§ Records to use:
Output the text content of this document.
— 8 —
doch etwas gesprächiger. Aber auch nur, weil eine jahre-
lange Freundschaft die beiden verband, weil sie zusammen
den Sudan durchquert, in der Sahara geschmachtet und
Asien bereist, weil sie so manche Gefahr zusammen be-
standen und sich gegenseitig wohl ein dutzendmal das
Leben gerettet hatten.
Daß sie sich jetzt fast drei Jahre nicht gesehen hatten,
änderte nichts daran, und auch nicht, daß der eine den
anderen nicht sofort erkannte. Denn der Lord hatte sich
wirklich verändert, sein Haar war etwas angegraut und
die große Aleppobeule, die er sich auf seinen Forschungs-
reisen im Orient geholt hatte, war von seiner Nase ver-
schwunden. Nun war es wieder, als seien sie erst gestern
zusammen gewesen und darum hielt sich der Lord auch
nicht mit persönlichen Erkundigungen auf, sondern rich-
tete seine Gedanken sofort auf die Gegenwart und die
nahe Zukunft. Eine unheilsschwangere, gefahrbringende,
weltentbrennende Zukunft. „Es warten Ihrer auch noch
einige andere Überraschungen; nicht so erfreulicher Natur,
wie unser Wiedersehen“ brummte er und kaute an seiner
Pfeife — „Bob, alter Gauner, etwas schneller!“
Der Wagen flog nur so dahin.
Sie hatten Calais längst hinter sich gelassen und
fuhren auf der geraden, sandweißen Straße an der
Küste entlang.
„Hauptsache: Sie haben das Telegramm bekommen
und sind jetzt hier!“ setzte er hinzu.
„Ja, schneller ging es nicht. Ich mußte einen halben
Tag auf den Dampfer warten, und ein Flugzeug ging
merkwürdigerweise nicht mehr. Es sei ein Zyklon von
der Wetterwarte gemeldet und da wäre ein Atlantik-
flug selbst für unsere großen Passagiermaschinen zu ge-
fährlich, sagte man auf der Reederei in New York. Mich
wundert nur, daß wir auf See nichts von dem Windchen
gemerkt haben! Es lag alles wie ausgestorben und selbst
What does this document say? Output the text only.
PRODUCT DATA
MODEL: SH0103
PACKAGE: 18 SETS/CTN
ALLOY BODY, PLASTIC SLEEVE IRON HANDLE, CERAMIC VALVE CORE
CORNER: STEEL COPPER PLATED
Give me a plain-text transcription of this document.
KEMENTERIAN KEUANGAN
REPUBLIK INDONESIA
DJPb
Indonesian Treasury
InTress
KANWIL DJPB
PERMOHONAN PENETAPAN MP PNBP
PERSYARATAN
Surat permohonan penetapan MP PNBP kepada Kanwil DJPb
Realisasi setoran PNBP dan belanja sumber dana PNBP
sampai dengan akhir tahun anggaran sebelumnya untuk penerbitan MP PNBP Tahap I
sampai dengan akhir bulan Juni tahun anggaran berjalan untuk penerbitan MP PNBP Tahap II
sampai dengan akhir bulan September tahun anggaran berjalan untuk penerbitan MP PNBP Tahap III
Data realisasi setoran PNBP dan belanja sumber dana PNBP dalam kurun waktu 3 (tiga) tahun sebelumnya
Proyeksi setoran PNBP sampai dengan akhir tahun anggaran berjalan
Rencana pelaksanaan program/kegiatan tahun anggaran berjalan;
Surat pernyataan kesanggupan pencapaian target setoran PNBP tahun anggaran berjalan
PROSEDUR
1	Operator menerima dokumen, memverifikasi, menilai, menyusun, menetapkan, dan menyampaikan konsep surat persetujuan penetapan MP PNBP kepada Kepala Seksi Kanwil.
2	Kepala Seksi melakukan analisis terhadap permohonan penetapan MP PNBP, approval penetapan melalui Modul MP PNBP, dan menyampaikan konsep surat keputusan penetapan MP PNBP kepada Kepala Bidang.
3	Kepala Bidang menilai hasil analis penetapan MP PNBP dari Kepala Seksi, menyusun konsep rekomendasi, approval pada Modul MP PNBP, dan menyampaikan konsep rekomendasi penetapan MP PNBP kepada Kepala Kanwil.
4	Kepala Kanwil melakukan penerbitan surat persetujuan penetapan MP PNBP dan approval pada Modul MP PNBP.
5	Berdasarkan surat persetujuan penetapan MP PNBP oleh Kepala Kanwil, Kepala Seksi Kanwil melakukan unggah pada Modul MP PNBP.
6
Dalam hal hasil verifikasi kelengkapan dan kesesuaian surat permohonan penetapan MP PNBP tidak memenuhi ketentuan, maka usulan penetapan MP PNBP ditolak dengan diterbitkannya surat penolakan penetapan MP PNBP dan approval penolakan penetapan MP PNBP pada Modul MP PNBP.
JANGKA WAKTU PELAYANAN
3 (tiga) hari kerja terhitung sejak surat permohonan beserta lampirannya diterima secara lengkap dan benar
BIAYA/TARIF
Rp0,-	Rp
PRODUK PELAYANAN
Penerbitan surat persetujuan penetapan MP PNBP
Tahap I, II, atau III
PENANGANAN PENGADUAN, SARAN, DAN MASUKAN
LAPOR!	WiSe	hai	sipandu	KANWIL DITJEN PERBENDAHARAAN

§ Work to do: Reproduce the data shown above exactly.

§ Answer to the exercise:
Output the text content of this document.
— 8 —
doch etwas gesprächiger. Aber auch nur, weil eine jahre-
lange Freundschaft die beiden verband, weil sie zusammen
den Sudan durchquert, in der Sahara geschmachtet und
Asien bereist, weil sie so manche Gefahr zusammen be-
standen und sich gegenseitig wohl ein dutzendmal das
Leben gerettet hatten.
Daß sie sich jetzt fast drei Jahre nicht gesehen hatten,
änderte nichts daran, und auch nicht, daß der eine den
anderen nicht sofort erkannte. Denn der Lord hatte sich
wirklich verändert, sein Haar war etwas angegraut und
die große Aleppobeule, die er sich auf seinen Forschungs-
reisen im Orient geholt hatte, war von seiner Nase ver-
schwunden. Nun war es wieder, als seien sie erst gestern
zusammen gewesen und darum hielt sich der Lord auch
nicht mit persönlichen Erkundigungen auf, sondern rich-
tete seine Gedanken sofort auf die Gegenwart und die
nahe Zukunft. Eine unheilsschwangere, gefahrbringende,
weltentbrennende Zukunft. „Es warten Ihrer auch noch
einige andere Überraschungen; nicht so erfreulicher Natur,
wie unser Wiedersehen“ brummte er und kaute an seiner
Pfeife — „Bob, alter Gauner, etwas schneller!“
Der Wagen flog nur so dahin.
Sie hatten Calais längst hinter sich gelassen und
fuhren auf der geraden, sandweißen Straße an der
Küste entlang.
„Hauptsache: Sie haben das Telegramm bekommen
und sind jetzt hier!“ setzte er hinzu.
„Ja, schneller ging es nicht. Ich mußte einen halben
Tag auf den Dampfer warten, und ein Flugzeug ging
merkwürdigerweise nicht mehr. Es sei ein Zyklon von
der Wetterwarte gemeldet und da wäre ein Atlantik-
flug selbst für unsere großen Passagiermaschinen zu ge-
fährlich, sagte man auf der Reederei in New York. Mich
wundert nur, daß wir auf See nichts von dem Windchen
gemerkt haben! Es lag alles wie ausgestorben und selbst
What does this document say? Output the text only.
PRODUCT DATA
MODEL: SH0103
PACKAGE: 18 SETS/CTN
ALLOY BODY, PLASTIC SLEEVE IRON HANDLE, CERAMIC VALVE CORE
CORNER: STEEL COPPER PLATED
Give me a plain-text transcription of this document.
KEMENTERIAN KEUANGAN
REPUBLIK INDONESIA
DJPb
Indonesian Treasury
InTress
KANWIL DJPB
PERMOHONAN PENETAPAN MP PNBP
PERSYARATAN
Surat permohonan penetapan MP PNBP kepada Kanwil DJPb
Realisasi setoran PNBP dan belanja sumber dana PNBP
sampai dengan akhir tahun anggaran sebelumnya untuk penerbitan MP PNBP Tahap I
sampai dengan akhir bulan Juni tahun anggaran berjalan untuk penerbitan MP PNBP Tahap II
sampai dengan akhir bulan September tahun anggaran berjalan untuk penerbitan MP PNBP Tahap III
Data realisasi setoran PNBP dan belanja sumber dana PNBP dalam kurun waktu 3 (tiga) tahun sebelumnya
Proyeksi setoran PNBP sampai dengan akhir tahun anggaran berjalan
Rencana pelaksanaan program/kegiatan tahun anggaran berjalan;
Surat pernyataan kesanggupan pencapaian target setoran PNBP tahun anggaran berjalan
PROSEDUR
1	Operator menerima dokumen, memverifikasi, menilai, menyusun, menetapkan, dan menyampaikan konsep surat persetujuan penetapan MP PNBP kepada Kepala Seksi Kanwil.
2	Kepala Seksi melakukan analisis terhadap permohonan penetapan MP PNBP, approval penetapan melalui Modul MP PNBP, dan menyampaikan konsep surat keputusan penetapan MP PNBP kepada Kepala Bidang.
3	Kepala Bidang menilai hasil analis penetapan MP PNBP dari Kepala Seksi, menyusun konsep rekomendasi, approval pada Modul MP PNBP, dan menyampaikan konsep rekomendasi penetapan MP PNBP kepada Kepala Kanwil.
4	Kepala Kanwil melakukan penerbitan surat persetujuan penetapan MP PNBP dan approval pada Modul MP PNBP.
5	Berdasarkan surat persetujuan penetapan MP PNBP oleh Kepala Kanwil, Kepala Seksi Kanwil melakukan unggah pada Modul MP PNBP.
6
Dalam hal hasil verifikasi kelengkapan dan kesesuaian surat permohonan penetapan MP PNBP tidak memenuhi ketentuan, maka usulan penetapan MP PNBP ditolak dengan diterbitkannya surat penolakan penetapan MP PNBP dan approval penolakan penetapan MP PNBP pada Modul MP PNBP.
JANGKA WAKTU PELAYANAN
3 (tiga) hari kerja terhitung sejak surat permohonan beserta lampirannya diterima secara lengkap dan benar
BIAYA/TARIF
Rp0,-	Rp
PRODUK PELAYANAN
Penerbitan surat persetujuan penetapan MP PNBP
Tahap I, II, atau III
PENANGANAN PENGADUAN, SARAN, DAN MASUKAN
LAPOR!	WiSe	hai	sipandu	KANWIL DITJEN PERBENDAHARAAN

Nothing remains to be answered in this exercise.